■ **GIVEN EXERCISE**
Return all lines in the material below that contain "target".

——

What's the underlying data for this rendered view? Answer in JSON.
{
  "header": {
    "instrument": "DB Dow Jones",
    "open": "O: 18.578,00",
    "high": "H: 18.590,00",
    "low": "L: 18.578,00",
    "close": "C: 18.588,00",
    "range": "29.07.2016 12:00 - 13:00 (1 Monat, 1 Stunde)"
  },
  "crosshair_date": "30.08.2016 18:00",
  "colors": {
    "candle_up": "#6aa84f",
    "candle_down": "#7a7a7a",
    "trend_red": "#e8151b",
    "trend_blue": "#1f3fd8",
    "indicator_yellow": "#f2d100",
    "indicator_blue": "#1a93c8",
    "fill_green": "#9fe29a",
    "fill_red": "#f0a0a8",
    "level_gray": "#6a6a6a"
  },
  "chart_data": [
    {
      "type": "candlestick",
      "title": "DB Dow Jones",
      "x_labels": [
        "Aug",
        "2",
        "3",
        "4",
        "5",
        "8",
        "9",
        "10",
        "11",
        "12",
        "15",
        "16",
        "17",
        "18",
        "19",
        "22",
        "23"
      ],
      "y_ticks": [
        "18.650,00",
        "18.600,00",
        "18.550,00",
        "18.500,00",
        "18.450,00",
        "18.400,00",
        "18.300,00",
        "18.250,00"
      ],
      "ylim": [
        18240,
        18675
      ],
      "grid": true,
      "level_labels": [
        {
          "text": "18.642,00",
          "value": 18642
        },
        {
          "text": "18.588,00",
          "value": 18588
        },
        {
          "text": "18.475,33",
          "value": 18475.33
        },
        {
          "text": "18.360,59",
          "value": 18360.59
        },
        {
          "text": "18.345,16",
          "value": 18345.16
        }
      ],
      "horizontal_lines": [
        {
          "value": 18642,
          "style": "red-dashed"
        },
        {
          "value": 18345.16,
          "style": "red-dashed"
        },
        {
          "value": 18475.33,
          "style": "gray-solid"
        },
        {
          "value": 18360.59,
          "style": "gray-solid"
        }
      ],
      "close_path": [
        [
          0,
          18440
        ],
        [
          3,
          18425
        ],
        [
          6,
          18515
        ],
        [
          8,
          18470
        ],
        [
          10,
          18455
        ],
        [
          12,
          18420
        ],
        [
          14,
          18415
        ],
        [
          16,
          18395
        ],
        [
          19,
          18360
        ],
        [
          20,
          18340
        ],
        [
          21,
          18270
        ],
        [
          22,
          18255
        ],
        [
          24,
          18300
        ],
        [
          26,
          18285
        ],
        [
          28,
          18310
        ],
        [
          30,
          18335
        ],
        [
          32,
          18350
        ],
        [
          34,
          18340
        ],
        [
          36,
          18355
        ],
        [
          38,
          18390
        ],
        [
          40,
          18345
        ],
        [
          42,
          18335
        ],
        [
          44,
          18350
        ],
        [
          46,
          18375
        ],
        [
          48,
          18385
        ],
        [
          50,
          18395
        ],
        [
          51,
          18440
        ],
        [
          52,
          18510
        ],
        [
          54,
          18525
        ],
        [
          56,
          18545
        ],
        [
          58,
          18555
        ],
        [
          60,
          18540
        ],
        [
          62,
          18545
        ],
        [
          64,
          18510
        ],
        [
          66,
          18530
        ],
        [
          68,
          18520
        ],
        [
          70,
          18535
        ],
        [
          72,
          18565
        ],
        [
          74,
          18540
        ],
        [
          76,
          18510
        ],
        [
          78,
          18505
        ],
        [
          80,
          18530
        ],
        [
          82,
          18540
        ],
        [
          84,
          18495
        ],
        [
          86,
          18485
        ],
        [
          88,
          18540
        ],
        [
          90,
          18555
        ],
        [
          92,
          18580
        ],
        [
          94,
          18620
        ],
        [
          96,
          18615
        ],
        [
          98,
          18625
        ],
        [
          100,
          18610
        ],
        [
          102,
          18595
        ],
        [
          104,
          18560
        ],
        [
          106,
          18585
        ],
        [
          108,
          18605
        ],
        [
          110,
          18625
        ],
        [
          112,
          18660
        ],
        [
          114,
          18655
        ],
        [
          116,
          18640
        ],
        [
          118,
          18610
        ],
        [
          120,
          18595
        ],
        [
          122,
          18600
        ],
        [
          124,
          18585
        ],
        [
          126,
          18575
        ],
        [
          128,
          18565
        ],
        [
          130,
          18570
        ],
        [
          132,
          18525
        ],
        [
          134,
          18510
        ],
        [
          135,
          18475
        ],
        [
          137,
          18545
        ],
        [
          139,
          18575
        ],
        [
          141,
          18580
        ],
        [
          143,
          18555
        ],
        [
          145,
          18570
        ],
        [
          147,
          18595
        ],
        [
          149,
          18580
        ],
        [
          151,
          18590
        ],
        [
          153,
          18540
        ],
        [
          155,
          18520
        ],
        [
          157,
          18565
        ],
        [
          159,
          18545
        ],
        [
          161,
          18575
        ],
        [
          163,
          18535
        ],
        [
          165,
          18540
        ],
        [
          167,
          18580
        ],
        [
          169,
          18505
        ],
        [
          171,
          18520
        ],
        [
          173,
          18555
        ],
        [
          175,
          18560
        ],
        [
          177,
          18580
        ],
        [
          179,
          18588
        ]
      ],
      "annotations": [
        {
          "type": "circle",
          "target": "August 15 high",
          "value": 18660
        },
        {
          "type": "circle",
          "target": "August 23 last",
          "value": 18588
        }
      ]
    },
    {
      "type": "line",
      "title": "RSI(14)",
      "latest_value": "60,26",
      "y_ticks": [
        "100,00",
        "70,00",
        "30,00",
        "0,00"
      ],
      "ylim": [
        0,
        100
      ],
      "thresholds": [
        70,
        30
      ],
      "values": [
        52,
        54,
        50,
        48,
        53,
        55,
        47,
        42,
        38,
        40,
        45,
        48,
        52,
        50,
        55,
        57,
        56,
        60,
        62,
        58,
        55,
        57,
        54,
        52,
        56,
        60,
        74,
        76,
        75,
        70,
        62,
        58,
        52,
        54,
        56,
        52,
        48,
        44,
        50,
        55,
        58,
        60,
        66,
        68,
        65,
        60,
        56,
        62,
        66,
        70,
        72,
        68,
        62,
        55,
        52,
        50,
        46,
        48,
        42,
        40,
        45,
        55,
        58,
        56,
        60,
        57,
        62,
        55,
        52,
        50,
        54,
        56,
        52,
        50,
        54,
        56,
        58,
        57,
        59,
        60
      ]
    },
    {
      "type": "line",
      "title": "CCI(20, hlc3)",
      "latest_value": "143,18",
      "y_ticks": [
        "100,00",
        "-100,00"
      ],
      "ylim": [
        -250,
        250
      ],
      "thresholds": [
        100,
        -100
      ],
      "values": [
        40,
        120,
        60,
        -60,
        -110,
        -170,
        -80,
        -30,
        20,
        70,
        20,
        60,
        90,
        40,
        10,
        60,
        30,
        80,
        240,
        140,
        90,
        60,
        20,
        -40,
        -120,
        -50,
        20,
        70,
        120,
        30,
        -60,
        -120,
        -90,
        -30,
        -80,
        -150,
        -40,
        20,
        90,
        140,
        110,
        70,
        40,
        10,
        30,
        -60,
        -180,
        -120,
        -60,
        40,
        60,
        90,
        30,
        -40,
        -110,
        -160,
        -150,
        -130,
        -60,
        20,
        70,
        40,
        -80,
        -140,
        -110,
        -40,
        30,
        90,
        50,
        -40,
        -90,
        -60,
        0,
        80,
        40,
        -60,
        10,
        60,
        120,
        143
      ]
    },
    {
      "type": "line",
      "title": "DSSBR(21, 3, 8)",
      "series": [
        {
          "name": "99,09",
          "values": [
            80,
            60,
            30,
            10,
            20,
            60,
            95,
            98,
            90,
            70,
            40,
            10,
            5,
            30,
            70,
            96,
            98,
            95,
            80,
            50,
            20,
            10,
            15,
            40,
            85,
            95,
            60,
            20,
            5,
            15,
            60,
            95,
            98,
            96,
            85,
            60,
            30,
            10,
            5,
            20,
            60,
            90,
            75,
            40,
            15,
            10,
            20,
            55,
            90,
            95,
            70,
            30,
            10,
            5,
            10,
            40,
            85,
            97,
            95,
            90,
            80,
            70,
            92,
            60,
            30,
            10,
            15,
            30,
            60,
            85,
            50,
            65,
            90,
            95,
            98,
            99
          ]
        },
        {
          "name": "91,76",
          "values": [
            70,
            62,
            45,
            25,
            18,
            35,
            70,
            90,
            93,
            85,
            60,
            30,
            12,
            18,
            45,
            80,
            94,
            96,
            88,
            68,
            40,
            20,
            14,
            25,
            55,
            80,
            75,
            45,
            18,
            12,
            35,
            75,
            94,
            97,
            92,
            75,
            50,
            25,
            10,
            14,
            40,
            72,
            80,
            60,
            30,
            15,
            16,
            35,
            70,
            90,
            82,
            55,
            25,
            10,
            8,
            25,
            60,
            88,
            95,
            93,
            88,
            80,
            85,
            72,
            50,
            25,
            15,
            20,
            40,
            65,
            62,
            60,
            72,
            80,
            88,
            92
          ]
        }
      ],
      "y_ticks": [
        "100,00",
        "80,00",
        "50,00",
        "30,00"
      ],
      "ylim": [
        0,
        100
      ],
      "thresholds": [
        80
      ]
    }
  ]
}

——

■ **THE SOLUTION**
          "target": "August 15 high",
          "target": "August 23 last",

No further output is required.